──────── Information shown
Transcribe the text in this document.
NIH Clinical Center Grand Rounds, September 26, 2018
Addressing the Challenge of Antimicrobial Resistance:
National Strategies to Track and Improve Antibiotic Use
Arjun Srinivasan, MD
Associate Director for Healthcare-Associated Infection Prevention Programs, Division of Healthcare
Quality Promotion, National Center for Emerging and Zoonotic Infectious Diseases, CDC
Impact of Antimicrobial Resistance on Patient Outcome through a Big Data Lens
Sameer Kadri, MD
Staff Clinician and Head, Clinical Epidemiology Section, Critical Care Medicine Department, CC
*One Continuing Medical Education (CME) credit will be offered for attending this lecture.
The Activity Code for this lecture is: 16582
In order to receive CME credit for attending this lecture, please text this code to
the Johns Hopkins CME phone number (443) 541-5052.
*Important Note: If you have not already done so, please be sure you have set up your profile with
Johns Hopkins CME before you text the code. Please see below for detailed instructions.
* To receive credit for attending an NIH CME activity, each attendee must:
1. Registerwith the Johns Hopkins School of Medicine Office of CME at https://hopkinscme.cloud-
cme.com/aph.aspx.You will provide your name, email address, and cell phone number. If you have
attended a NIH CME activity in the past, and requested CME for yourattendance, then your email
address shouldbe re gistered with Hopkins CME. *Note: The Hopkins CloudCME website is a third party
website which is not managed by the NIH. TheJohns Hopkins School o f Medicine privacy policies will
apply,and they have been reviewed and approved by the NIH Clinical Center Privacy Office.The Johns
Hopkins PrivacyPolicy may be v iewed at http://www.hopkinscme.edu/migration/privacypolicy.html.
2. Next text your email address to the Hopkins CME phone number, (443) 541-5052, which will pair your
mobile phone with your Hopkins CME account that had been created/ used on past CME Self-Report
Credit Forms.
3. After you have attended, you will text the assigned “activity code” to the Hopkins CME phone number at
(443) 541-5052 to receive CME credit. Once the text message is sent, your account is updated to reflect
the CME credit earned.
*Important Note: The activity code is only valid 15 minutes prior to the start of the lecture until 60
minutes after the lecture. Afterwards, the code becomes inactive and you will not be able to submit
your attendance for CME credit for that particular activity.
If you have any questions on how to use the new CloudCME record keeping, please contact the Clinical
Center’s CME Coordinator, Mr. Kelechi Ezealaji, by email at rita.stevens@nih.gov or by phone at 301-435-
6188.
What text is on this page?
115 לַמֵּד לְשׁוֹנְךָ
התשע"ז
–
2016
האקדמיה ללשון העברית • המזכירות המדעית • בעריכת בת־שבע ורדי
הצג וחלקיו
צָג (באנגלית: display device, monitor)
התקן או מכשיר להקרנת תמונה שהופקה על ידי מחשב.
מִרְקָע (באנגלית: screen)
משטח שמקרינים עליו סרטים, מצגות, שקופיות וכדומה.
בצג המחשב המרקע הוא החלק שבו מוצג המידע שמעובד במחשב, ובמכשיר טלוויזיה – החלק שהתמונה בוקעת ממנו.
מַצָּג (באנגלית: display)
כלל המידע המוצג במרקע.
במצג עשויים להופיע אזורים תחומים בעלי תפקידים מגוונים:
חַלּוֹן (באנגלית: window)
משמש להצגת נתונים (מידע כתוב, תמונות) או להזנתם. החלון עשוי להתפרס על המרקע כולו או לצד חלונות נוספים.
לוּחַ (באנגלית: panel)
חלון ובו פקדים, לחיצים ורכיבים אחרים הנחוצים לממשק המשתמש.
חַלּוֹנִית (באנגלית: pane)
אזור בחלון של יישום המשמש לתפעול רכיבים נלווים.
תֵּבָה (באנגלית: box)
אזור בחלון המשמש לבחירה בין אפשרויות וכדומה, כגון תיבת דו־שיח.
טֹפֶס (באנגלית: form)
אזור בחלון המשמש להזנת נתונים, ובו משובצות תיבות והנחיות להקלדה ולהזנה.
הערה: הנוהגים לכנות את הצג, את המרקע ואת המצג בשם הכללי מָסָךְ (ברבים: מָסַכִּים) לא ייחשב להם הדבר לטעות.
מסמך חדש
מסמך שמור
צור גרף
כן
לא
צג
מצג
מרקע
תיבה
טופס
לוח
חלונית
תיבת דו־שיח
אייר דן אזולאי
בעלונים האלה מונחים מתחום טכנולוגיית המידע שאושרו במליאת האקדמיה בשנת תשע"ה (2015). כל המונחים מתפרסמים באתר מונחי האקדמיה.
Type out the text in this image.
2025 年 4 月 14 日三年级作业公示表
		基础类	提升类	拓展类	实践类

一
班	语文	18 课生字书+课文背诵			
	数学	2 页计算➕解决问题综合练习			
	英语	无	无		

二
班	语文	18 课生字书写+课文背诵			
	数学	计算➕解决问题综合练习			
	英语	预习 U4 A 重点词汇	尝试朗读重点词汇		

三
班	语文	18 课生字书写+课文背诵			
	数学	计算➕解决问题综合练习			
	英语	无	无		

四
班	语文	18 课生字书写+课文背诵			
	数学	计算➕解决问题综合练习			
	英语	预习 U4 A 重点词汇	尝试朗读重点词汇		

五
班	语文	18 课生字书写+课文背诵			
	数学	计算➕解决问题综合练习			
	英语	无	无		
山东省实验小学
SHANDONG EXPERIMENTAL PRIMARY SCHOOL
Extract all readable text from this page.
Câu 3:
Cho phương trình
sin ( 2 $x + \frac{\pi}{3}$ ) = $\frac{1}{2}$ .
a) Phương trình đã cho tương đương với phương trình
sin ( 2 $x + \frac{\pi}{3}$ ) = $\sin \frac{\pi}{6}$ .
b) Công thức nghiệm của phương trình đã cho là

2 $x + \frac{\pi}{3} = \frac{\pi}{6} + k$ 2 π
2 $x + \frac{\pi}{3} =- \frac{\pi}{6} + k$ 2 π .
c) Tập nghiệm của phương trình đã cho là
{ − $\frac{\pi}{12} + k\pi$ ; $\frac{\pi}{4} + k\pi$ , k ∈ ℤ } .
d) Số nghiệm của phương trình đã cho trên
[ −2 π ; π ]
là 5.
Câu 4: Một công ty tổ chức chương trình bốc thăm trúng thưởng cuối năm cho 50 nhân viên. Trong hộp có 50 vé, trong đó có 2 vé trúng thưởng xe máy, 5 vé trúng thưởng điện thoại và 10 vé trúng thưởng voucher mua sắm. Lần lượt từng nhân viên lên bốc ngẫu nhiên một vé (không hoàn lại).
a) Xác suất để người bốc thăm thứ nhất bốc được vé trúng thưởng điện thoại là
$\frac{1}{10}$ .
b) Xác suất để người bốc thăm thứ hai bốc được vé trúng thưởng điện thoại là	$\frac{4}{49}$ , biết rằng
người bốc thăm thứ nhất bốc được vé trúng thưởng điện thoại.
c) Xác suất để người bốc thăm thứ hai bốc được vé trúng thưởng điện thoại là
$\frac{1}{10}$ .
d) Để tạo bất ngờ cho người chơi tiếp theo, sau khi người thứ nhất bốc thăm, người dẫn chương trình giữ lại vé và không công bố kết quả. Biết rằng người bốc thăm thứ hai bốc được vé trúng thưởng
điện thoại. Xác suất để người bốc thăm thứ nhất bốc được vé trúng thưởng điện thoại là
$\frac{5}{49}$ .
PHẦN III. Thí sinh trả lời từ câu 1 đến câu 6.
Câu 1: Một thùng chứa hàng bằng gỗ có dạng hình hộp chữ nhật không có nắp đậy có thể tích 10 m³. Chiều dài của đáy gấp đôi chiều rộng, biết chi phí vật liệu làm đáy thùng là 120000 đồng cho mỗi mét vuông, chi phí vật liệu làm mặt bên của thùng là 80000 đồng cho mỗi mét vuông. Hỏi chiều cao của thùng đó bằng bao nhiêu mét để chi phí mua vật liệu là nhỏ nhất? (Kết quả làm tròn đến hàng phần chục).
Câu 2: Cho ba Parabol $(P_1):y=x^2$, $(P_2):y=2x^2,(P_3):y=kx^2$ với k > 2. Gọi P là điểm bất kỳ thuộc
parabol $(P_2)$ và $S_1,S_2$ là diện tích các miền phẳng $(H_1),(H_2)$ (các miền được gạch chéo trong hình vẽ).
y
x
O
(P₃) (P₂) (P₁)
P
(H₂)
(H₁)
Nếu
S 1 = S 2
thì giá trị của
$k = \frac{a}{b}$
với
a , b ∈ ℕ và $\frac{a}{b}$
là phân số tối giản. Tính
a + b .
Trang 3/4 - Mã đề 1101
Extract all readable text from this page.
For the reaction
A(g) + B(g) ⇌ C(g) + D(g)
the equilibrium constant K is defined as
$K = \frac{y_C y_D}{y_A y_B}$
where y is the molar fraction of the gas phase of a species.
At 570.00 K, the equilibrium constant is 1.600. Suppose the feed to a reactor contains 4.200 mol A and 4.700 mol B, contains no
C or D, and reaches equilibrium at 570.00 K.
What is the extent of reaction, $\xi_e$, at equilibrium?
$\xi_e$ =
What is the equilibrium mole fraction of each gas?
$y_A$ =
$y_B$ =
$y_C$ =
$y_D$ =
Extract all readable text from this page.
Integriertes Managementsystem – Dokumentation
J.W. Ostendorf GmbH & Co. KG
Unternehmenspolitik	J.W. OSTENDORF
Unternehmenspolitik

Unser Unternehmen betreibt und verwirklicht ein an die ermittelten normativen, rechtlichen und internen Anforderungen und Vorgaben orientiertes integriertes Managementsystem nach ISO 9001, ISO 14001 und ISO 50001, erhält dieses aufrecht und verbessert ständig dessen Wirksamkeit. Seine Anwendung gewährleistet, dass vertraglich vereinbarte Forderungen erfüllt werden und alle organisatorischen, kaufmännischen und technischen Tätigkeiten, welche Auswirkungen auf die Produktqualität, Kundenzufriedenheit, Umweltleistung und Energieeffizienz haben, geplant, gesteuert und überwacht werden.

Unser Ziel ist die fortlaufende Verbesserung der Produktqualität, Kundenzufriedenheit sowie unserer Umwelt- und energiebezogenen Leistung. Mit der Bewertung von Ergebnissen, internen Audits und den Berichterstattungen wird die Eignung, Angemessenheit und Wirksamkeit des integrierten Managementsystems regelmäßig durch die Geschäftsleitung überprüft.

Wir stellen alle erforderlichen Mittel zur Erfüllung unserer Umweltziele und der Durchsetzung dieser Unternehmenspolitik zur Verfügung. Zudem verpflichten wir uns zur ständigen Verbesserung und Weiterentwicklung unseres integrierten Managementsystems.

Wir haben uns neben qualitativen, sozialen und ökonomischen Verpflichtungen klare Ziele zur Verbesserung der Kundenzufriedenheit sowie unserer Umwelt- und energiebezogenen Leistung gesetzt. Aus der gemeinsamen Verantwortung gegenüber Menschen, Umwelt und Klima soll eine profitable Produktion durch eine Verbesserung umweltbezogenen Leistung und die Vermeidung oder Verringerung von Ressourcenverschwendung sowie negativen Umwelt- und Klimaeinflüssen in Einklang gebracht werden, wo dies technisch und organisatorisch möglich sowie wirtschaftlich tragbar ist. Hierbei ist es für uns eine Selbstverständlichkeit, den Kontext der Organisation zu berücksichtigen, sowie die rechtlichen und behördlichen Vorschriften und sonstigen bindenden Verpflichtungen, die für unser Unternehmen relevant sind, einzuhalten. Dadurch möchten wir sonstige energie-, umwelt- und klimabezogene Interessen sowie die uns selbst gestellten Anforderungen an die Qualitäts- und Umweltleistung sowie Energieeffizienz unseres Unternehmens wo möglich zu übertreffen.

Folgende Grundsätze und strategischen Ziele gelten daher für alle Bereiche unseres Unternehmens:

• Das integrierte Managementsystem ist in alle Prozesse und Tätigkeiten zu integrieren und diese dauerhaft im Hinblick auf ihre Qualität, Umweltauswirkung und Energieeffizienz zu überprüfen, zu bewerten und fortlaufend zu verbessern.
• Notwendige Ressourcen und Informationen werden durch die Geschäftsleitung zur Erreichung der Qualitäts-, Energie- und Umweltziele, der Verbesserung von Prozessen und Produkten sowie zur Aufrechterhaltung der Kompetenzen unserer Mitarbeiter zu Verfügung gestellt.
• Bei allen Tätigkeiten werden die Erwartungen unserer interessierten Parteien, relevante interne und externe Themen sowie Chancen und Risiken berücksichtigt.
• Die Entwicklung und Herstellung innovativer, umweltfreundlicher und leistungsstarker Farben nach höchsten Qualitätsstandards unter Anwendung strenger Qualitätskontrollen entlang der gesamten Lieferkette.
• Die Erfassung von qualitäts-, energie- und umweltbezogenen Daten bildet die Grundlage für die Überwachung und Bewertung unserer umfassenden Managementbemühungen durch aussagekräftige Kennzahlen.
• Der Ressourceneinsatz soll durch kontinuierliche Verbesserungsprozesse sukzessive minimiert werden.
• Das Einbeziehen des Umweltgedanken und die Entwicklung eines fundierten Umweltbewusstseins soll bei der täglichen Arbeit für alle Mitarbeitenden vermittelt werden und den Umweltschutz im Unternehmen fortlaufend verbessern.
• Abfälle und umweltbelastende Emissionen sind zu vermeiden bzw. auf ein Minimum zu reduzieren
────────────────
Task brief >> Search the listing for the word "account". Copy every line in which it occurs.

Response to the task >>
mobile phone with your Hopkins CME account that had been created/ used on past CME Self-Report
(443) 541-5052 to receive CME credit. Once the text message is sent, your account is updated to reflect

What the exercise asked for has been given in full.